┏━━
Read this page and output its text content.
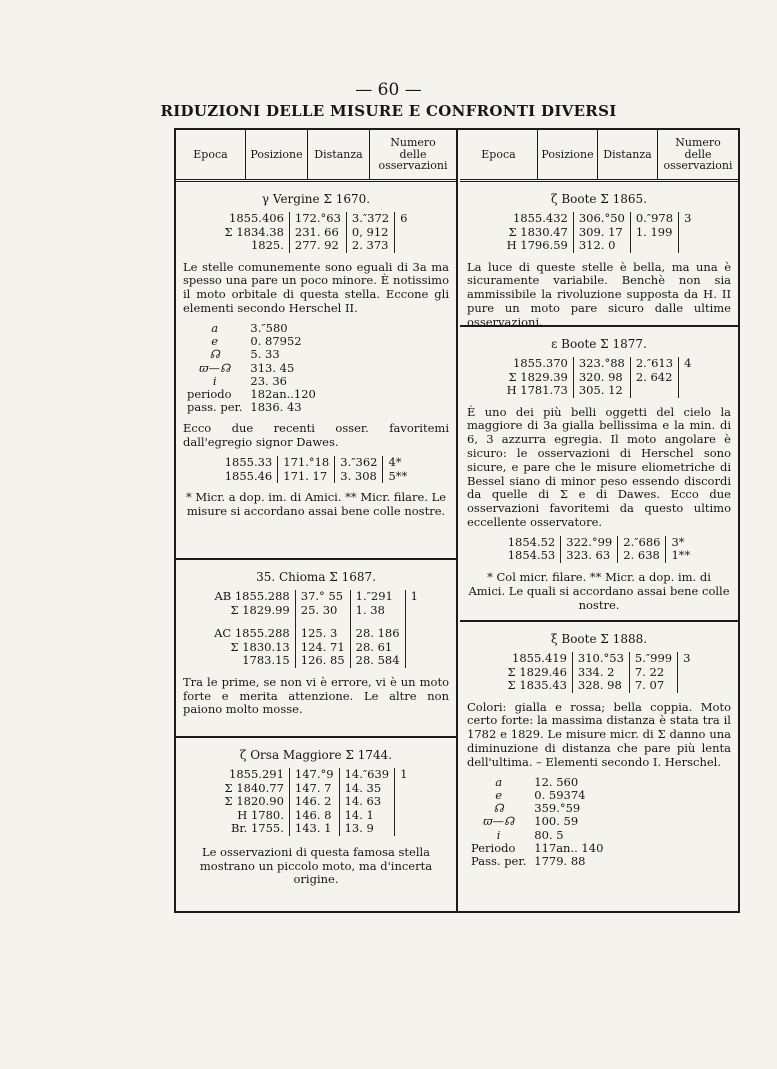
— 60 —
RIDUZIONI DELLE MISURE E CONFRONTI DIVERSI
Epoca	Posizione	Distanza
Numero
delle
osservazioni
γ Vergine Σ 1670.
1855.406	172.°63	3.″372	6
Σ 1834.38	231. 66	0, 912	
1825.	277. 92	2. 373	

Le stelle comunemente sono eguali di 3a ma spesso una pare un poco minore. È notissimo il moto orbitale di questa stella. Eccone gli elementi secondo Herschel II.

a	3.″580
e	0. 87952
☊	5. 33
ϖ—☊	313. 45
i	23. 36
periodo	182an..120
pass. per.	1836. 43

Ecco due recenti osser. favoritemi dall'egregio signor Dawes.

1855.33	171.°18	3.″362	4*
1855.46	171. 17	3. 308	5**

* Micr. a dop. im. di Amici. ** Micr. filare. Le misure si accordano assai bene colle nostre.

35. Chioma Σ 1687.
AB 1855.288	37.° 55	1.″291	1
Σ 1829.99	25. 30	1. 38	

AC 1855.288	125. 3	28. 186	
Σ 1830.13	124. 71	28. 61	
1783.15	126. 85	28. 584	

Tra le prime, se non vi è errore, vi è un moto forte e merita attenzione. Le altre non paiono molto mosse.

ζ Orsa Maggiore Σ 1744.
1855.291	147.°9	14.″639	1
Σ 1840.77	147. 7	14. 35	
Σ 1820.90	146. 2	14. 63	
H 1780.	146. 8	14. 1	
Br. 1755.	143. 1	13. 9	

Le osservazioni di questa famosa stella mostrano un piccolo moto, ma d'incerta origine.

Epoca	Posizione Distanza
Numero
delle
osservazioni
ζ Boote Σ 1865.
1855.432	306.°50	0.″978	3
Σ 1830.47	309. 17	1. 199	
H 1796.59	312. 0		

La luce di queste stelle è bella, ma una è sicuramente variabile. Benchè non sia ammissibile la rivoluzione supposta da H. II pure un moto pare sicuro dalle ultime osservazioni.

ε Boote Σ 1877.
1855.370	323.°88	2.″613	4
Σ 1829.39	320. 98	2. 642	
H 1781.73	305. 12		

È uno dei più belli oggetti del cielo la maggiore di 3a gialla bellissima e la min. di 6, 3 azzurra egregia. Il moto angolare è sicuro: le osservazioni di Herschel sono sicure, e pare che le misure eliometriche di Bessel siano di minor peso essendo discordi da quelle di Σ e di Dawes. Ecco due osservazioni favoritemi da questo ultimo eccellente osservatore.

1854.52	322.°99	2.″686	3*
1854.53	323. 63	2. 638	1**

* Col micr. filare. ** Micr. a dop. im. di Amici. Le quali si accordano assai bene colle nostre.

ξ Boote Σ 1888.
1855.419	310.°53	5.″999	3
Σ 1829.46	334. 2	7. 22	
Σ 1835.43	328. 98	7. 07	

Colori: gialla e rossa; bella coppia. Moto certo forte: la massima distanza è stata tra il 1782 e 1829. Le misure micr. di Σ danno una diminuzione di distanza che pare più lenta dell'ultima. – Elementi secondo I. Herschel.

a	12. 560
e	0. 59374
☊	359.°59
ϖ—☊	100. 59
i	80. 5
Periodo	117an.. 140
Pass. per.	1779. 88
┗━━
Look through the material above. Copy each line where the word "Posizione" appears.

Epoca	Posizione	Distanza
Epoca	Posizione Distanza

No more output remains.